▶ GIVEN INSTRUCTION: Restate every line of the material, word for word.

═══

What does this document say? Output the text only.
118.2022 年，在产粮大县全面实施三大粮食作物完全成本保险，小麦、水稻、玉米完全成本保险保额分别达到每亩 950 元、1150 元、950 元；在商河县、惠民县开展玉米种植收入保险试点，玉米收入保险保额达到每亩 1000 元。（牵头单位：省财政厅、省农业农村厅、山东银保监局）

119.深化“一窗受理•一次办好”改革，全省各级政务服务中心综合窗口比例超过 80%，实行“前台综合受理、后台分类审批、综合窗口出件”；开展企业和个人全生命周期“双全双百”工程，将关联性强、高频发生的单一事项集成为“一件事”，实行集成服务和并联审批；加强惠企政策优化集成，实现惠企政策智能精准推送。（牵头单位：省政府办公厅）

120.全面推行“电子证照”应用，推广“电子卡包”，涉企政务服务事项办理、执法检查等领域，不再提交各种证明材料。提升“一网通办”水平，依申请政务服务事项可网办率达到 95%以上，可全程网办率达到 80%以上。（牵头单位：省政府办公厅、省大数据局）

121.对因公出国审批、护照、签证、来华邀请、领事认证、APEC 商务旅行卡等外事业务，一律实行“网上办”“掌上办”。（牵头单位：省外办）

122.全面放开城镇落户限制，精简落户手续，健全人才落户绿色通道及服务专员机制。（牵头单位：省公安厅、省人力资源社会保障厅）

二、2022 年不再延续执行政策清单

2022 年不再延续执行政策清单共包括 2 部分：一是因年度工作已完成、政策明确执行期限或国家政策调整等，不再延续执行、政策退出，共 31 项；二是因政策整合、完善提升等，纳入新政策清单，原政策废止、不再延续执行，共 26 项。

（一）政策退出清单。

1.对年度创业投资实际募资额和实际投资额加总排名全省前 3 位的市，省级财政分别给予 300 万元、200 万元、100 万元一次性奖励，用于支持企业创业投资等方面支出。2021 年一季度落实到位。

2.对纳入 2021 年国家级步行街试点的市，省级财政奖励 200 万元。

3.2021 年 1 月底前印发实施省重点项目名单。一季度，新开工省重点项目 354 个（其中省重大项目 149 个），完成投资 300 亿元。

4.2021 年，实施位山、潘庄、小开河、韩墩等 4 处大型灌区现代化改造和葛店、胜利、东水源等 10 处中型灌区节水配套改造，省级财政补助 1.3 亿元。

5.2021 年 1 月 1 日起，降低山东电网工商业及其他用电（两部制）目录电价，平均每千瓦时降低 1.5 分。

═══

▶ ANSWER TO THIS PROBLEM:
What does this document say? Output the text only.
118.2022 年，在产粮大县全面实施三大粮食作物完全成本保险，小麦、水稻、玉米完全成本保险保额分别达到每亩 950 元、1150 元、950 元；在商河县、惠民县开展玉米种植收入保险试点，玉米收入保险保额达到每亩 1000 元。（牵头单位：省财政厅、省农业农村厅、山东银保监局）

119.深化“一窗受理•一次办好”改革，全省各级政务服务中心综合窗口比例超过 80%，实行“前台综合受理、后台分类审批、综合窗口出件”；开展企业和个人全生命周期“双全双百”工程，将关联性强、高频发生的单一事项集成为“一件事”，实行集成服务和并联审批；加强惠企政策优化集成，实现惠企政策智能精准推送。（牵头单位：省政府办公厅）

120.全面推行“电子证照”应用，推广“电子卡包”，涉企政务服务事项办理、执法检查等领域，不再提交各种证明材料。提升“一网通办”水平，依申请政务服务事项可网办率达到 95%以上，可全程网办率达到 80%以上。（牵头单位：省政府办公厅、省大数据局）

121.对因公出国审批、护照、签证、来华邀请、领事认证、APEC 商务旅行卡等外事业务，一律实行“网上办”“掌上办”。（牵头单位：省外办）

122.全面放开城镇落户限制，精简落户手续，健全人才落户绿色通道及服务专员机制。（牵头单位：省公安厅、省人力资源社会保障厅）

二、2022 年不再延续执行政策清单

2022 年不再延续执行政策清单共包括 2 部分：一是因年度工作已完成、政策明确执行期限或国家政策调整等，不再延续执行、政策退出，共 31 项；二是因政策整合、完善提升等，纳入新政策清单，原政策废止、不再延续执行，共 26 项。

（一）政策退出清单。

1.对年度创业投资实际募资额和实际投资额加总排名全省前 3 位的市，省级财政分别给予 300 万元、200 万元、100 万元一次性奖励，用于支持企业创业投资等方面支出。2021 年一季度落实到位。

2.对纳入 2021 年国家级步行街试点的市，省级财政奖励 200 万元。

3.2021 年 1 月底前印发实施省重点项目名单。一季度，新开工省重点项目 354 个（其中省重大项目 149 个），完成投资 300 亿元。

4.2021 年，实施位山、潘庄、小开河、韩墩等 4 处大型灌区现代化改造和葛店、胜利、东水源等 10 处中型灌区节水配套改造，省级财政补助 1.3 亿元。

5.2021 年 1 月 1 日起，降低山东电网工商业及其他用电（两部制）目录电价，平均每千瓦时降低 1.5 分。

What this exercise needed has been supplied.